▶ _Collected data_
┌──
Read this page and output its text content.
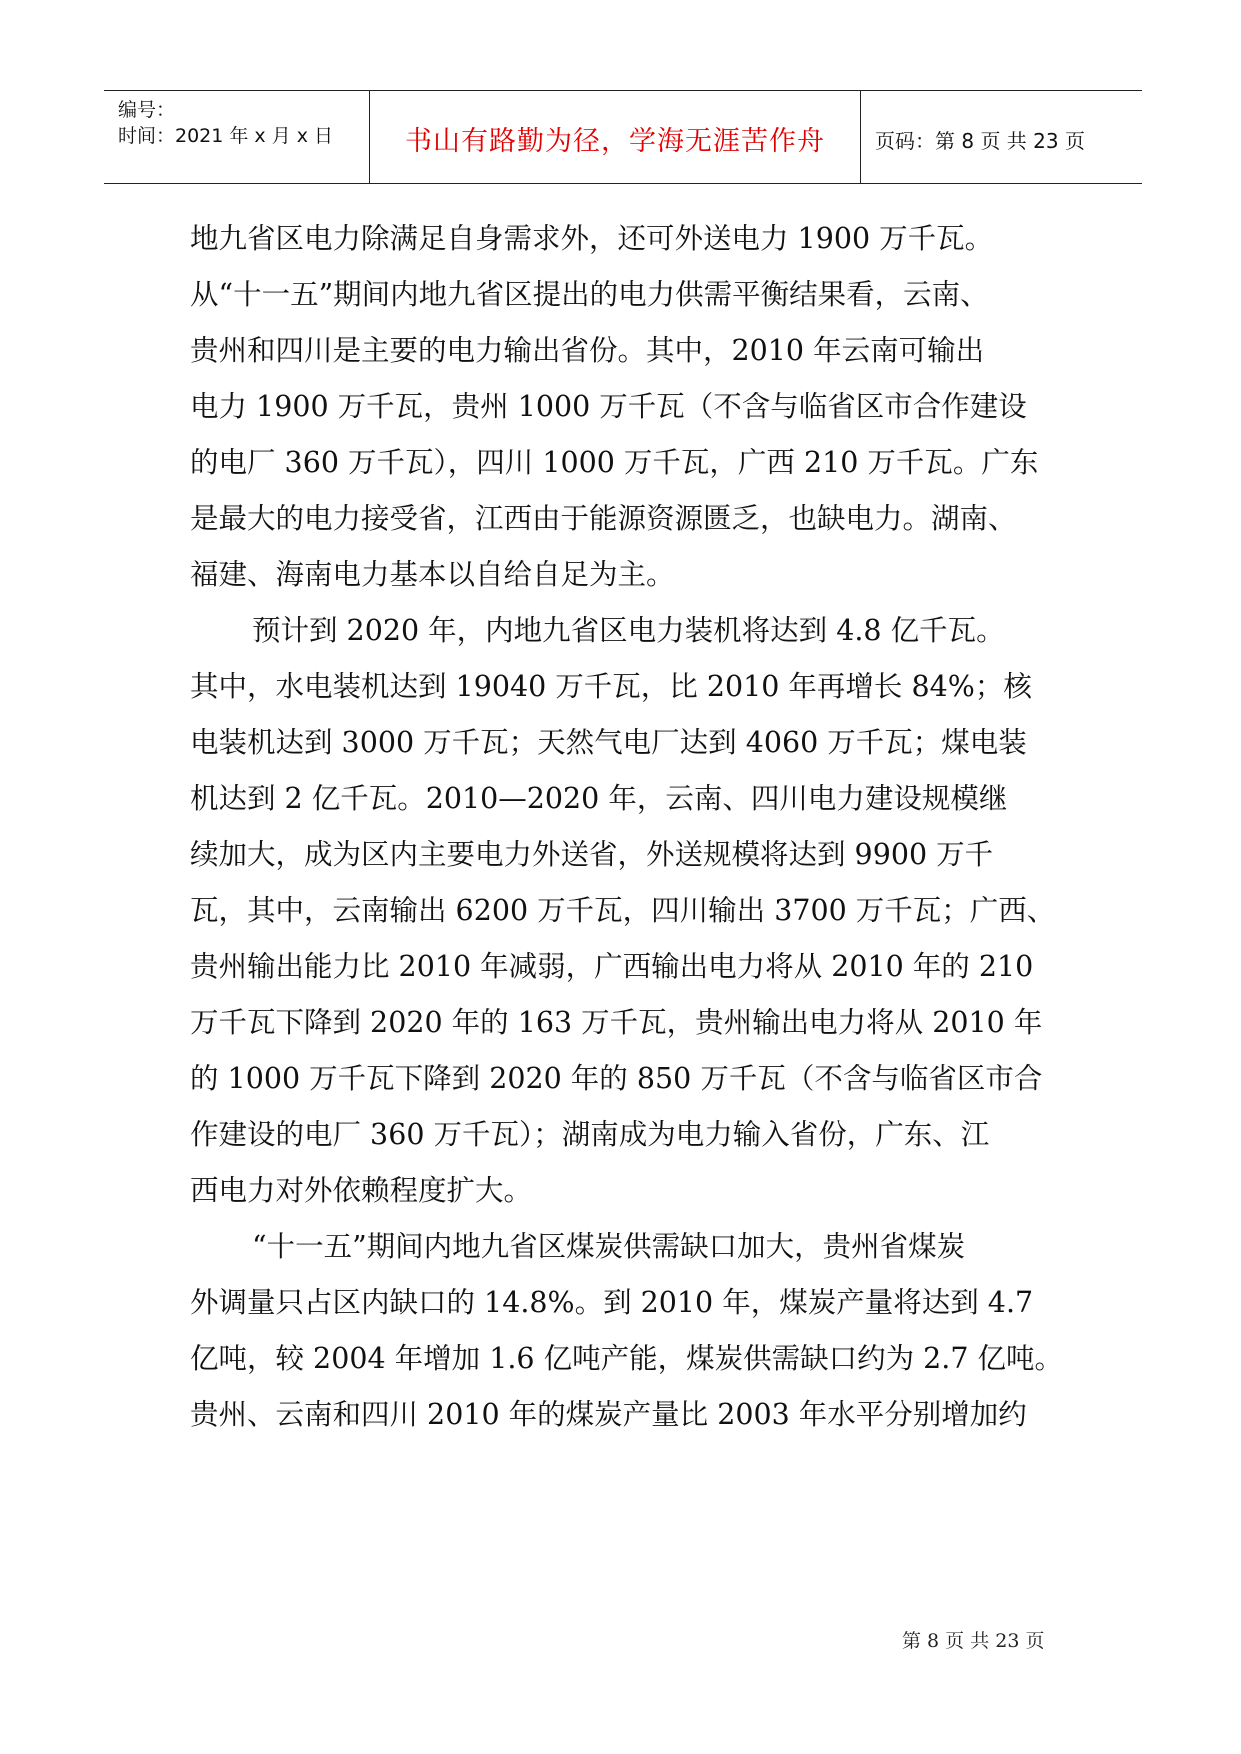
编号：
时间：2021 年 x 月 x 日	书山有路勤为径，学海无涯苦作舟	页码：第 8 页 共 23 页
地九省区电力除满足自身需求外，还可外送电力 1900 万千瓦。
从“十一五”期间内地九省区提出的电力供需平衡结果看，云南、
贵州和四川是主要的电力输出省份。其中，2010 年云南可输出
电力 1900 万千瓦，贵州 1000 万千瓦（不含与临省区市合作建设
的电厂 360 万千瓦），四川 1000 万千瓦，广西 210 万千瓦。广东
是最大的电力接受省，江西由于能源资源匮乏，也缺电力。湖南、
福建、海南电力基本以自给自足为主。
预计到 2020 年，内地九省区电力装机将达到 4.8 亿千瓦。
其中，水电装机达到 19040 万千瓦，比 2010 年再增长 84%；核
电装机达到 3000 万千瓦；天然气电厂达到 4060 万千瓦；煤电装
机达到 2 亿千瓦。2010—2020 年，云南、四川电力建设规模继
续加大，成为区内主要电力外送省，外送规模将达到 9900 万千
瓦，其中，云南输出 6200 万千瓦，四川输出 3700 万千瓦；广西、
贵州输出能力比 2010 年减弱，广西输出电力将从 2010 年的 210
万千瓦下降到 2020 年的 163 万千瓦，贵州输出电力将从 2010 年
的 1000 万千瓦下降到 2020 年的 850 万千瓦（不含与临省区市合
作建设的电厂 360 万千瓦）；湖南成为电力输入省份，广东、江
西电力对外依赖程度扩大。
“十一五”期间内地九省区煤炭供需缺口加大，贵州省煤炭
外调量只占区内缺口的 14.8%。到 2010 年，煤炭产量将达到 4.7
亿吨，较 2004 年增加 1.6 亿吨产能，煤炭供需缺口约为 2.7 亿吨。
贵州、云南和四川 2010 年的煤炭产量比 2003 年水平分别增加约
第 8 页 共 23 页
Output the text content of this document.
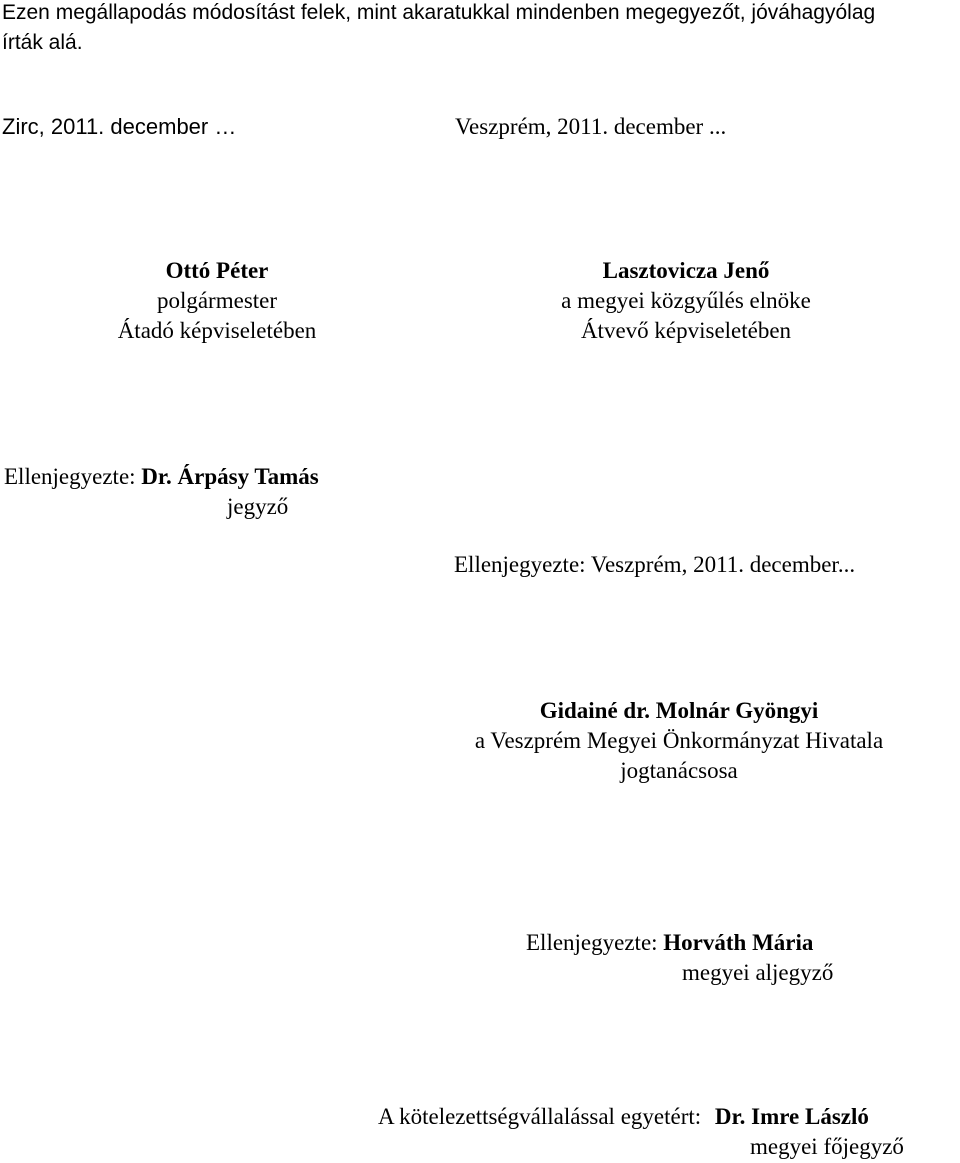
Ezen megállapodás módosítást felek, mint akaratukkal mindenben megegyezőt, jóváhagyólag
írták alá.
Zirc, 2011. december …	Veszprém, 2011. december ...
Ottó Péter
polgármester
Átadó képviseletében
Lasztovicza Jenő
a megyei közgyűlés elnöke
Átvevő képviseletében
Ellenjegyezte: Dr. Árpásy Tamás
jegyző
Ellenjegyezte: Veszprém, 2011. december...
Gidainé dr. Molnár Gyöngyi
a Veszprém Megyei Önkormányzat Hivatala
jogtanácsosa
Ellenjegyezte: Horváth Mária
megyei aljegyző
A kötelezettségvállalással egyetért: Dr. Imre László
megyei főjegyző
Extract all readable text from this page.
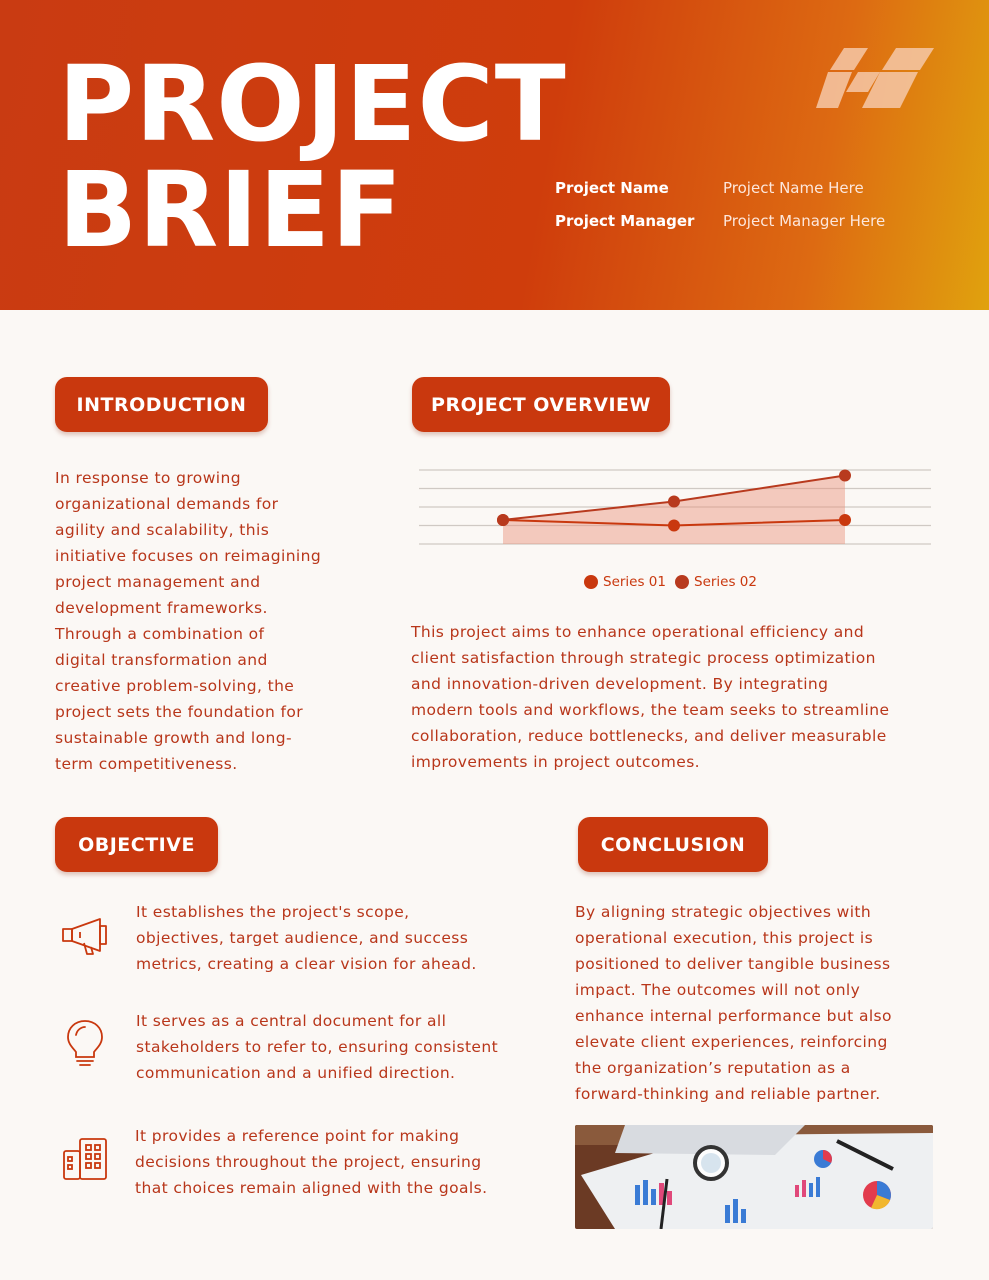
PROJECT
BRIEF	Project Name	Project Name Here
Project Manager Project Manager Here
INTRODUCTION
In response to growing
organizational demands for
agility and scalability, this
initiative focuses on reimagining
project management and
development frameworks.
Through a combination of
digital transformation and
creative problem-solving, the
project sets the foundation for
sustainable growth and long-
term competitiveness.
PROJECT OVERVIEW
Series 01 Series 02
This project aims to enhance operational efficiency and
client satisfaction through strategic process optimization
and innovation-driven development. By integrating
modern tools and workflows, the team seeks to streamline
collaboration, reduce bottlenecks, and deliver measurable
improvements in project outcomes.
OBJECTIVE
It establishes the project's scope,
objectives, target audience, and success
metrics, creating a clear vision for ahead.
It serves as a central document for all
stakeholders to refer to, ensuring consistent
communication and a unified direction.
It provides a reference point for making
decisions throughout the project, ensuring
that choices remain aligned with the goals.
CONCLUSION
By aligning strategic objectives with
operational execution, this project is
positioned to deliver tangible business
impact. The outcomes will not only
enhance internal performance but also
elevate client experiences, reinforcing
the organization’s reputation as a
forward-thinking and reliable partner.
└──
▶ _Problem details_
Take every line above carrying "development" and return it.

▶ _Answer below_
development frameworks.
and innovation-driven development. By integrating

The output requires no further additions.